**Written task**
Determine how many lines in the entries below include "Disabled". The reply should be that number and nothing else.

**Data rows**
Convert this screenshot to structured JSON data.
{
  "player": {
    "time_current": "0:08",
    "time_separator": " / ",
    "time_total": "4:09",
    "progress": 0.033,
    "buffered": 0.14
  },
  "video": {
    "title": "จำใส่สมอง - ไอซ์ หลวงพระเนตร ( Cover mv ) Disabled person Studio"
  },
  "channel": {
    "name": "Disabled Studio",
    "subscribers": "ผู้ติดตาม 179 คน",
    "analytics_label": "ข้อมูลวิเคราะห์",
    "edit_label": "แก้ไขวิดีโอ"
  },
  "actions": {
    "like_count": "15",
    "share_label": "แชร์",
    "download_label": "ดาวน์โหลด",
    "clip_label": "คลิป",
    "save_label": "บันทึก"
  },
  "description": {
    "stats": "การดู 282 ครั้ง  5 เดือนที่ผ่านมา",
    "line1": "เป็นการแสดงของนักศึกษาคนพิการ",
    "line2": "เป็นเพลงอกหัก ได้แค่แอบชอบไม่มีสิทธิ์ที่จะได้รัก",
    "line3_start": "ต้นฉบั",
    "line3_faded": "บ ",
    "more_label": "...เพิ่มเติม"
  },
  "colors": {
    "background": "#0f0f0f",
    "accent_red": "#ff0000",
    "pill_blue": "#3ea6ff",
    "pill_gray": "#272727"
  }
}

**The output**
2